[What the task requires] Quote verbatim every row from the one containing "paragraph: Figural decorations, presented" through the one containing "paragraph: The Parthenon", both included.

──────── Information supplied ────────

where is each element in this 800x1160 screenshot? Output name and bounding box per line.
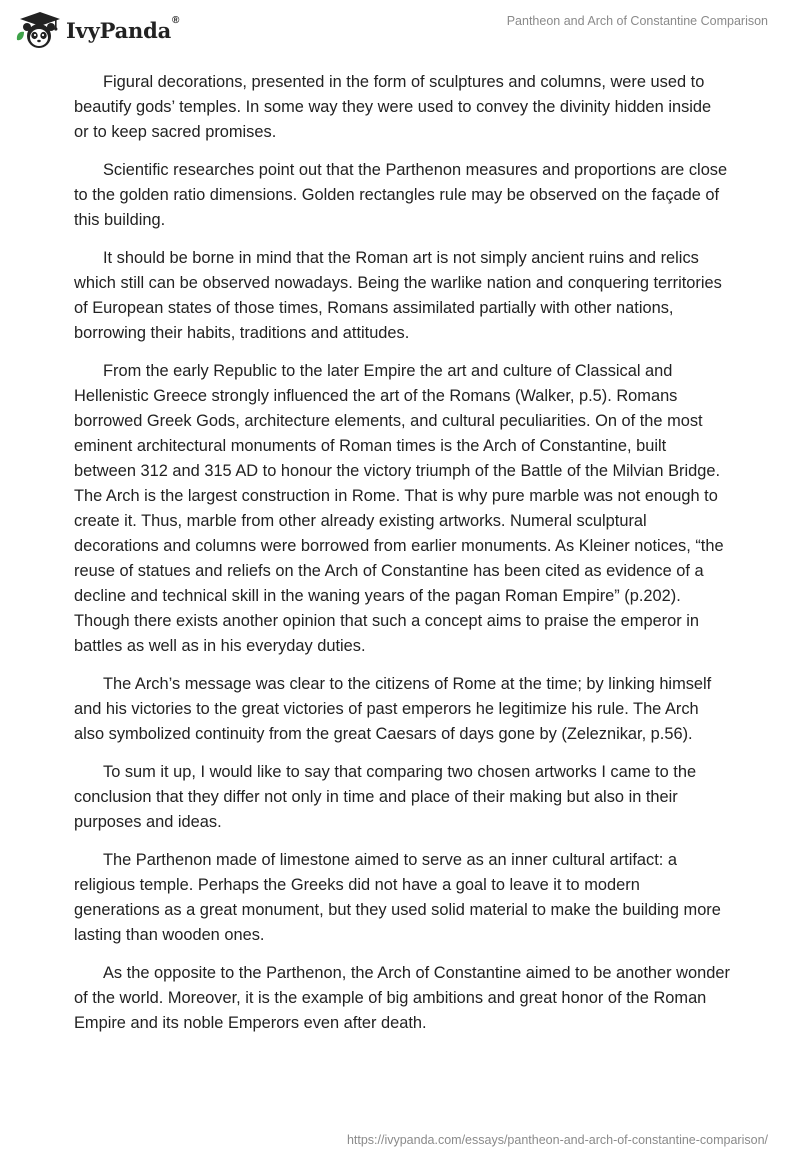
paragraph: Figural decorations, presented in the form of sculptures and columns, were used to beautify gods’ temples. In some way they were used to convey the divinity hidden inside or to keep sacred promises. [74, 73, 712, 141]
paragraph: It should be borne in mind that the Roman art is not simply ancient ruins and relics which still can be observed nowadays. Being the warlike nation and conquering territories of European states of those times, Romans assimilated partially with other nations, borrowing their habits, traditions and attitudes. [74, 249, 722, 342]
document-title: Pantheon and Arch of Constantine Comparison [506, 14, 768, 28]
page-header [0, 0, 800, 60]
source-url[interactable]: https://ivypanda.com/essays/pantheon-and-arch-of-constantine-comparison/ [346, 1133, 768, 1147]
paragraph: As the opposite to the Parthenon, the Arch of Constantine aimed to be another wonder of the world. Moreover, it is the example of big ambitions and great honor of the Roman Empire and its noble Emperors even after death. [74, 964, 730, 1032]
paragraph: Scientific researches point out that the Parthenon measures and proportions are close to the golden ratio dimensions. Golden rectangles rule may be observed on the façade of this building. [74, 161, 728, 229]
ivypanda-logo[interactable] [14, 10, 179, 50]
paragraph: The Arch’s message was clear to the citizens of Rome at the time; by linking himself and his victories to the great victories of past emperors he legitimize his rule. The Arch also symbolized continuity from the great Caesars of days gone by (Zeleznikar, p.56). [74, 675, 712, 743]
paragraph: The Parthenon made of limestone aimed to serve as an inner cultural artifact: a religious temple. Perhaps the Greeks did not have a goal to leave it to modern generations as a great monument, but they used solid material to make the building more lasting than wooden ones. [74, 851, 721, 944]
paragraph: From the early Republic to the later Empire the art and culture of Classical and Hellenistic Greece strongly influenced the art of the Romans (Walker, p.5). Romans borrowed Greek Gods, architecture elements, and cultural peculiarities. On of the most eminent architectural monuments of Roman times is the Arch of Constantine, built between 312 and 315 AD to honour the victory triumph of the Battle of the Milvian Bridge. The Arch is the largest construction in Rome. That is why pure marble was not enough to create it. Thus, marble from other already existing artworks. Numeral sculptural decorations and columns were borrowed from earlier monuments. As Kleiner notices, “the reuse of statues and reliefs on the Arch of Constantine has been cited as evidence of a decline and technical skill in the waning years of the pagan Roman Empire” (p.202). Though there exists another opinion that such a concept aims to praise the emperor in battles as well as in his everyday duties. [74, 362, 724, 655]
essay-body [74, 70, 730, 1049]
brand-name: IvyPanda® [66, 14, 180, 43]
paragraph: To sum it up, I would like to say that comparing two chosen artworks I came to the conclusion that they differ not only in time and place of their making but also in their purposes and ideas. [74, 763, 697, 831]
panda-graduate-icon [14, 10, 62, 50]
registered-mark: ® [172, 14, 180, 26]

────────

[Written solution]
paragraph: Figural decorations, presented in the form of sculptures and columns, were used to beautify gods’ temples. In some way they were used to convey the divinity hidden inside or to keep sacred promises. [74, 73, 712, 141]
paragraph: It should be borne in mind that the Roman art is not simply ancient ruins and relics which still can be observed nowadays. Being the warlike nation and conquering territories of European states of those times, Romans assimilated partially with other nations, borrowing their habits, traditions and attitudes. [74, 249, 722, 342]
document-title: Pantheon and Arch of Constantine Comparison [506, 14, 768, 28]
page-header [0, 0, 800, 60]
source-url[interactable]: https://ivypanda.com/essays/pantheon-and-arch-of-constantine-comparison/ [346, 1133, 768, 1147]
paragraph: As the opposite to the Parthenon, the Arch of Constantine aimed to be another wonder of the world. Moreover, it is the example of big ambitions and great honor of the Roman Empire and its noble Emperors even after death. [74, 964, 730, 1032]
paragraph: Scientific researches point out that the Parthenon measures and proportions are close to the golden ratio dimensions. Golden rectangles rule may be observed on the façade of this building. [74, 161, 728, 229]
ivypanda-logo[interactable] [14, 10, 179, 50]
paragraph: The Arch’s message was clear to the citizens of Rome at the time; by linking himself and his victories to the great victories of past emperors he legitimize his rule. The Arch also symbolized continuity from the great Caesars of days gone by (Zeleznikar, p.56). [74, 675, 712, 743]
paragraph: The Parthenon made of limestone aimed to serve as an inner cultural artifact: a religious temple. Perhaps the Greeks did not have a goal to leave it to modern generations as a great monument, but they used solid material to make the building more lasting than wooden ones. [74, 851, 721, 944]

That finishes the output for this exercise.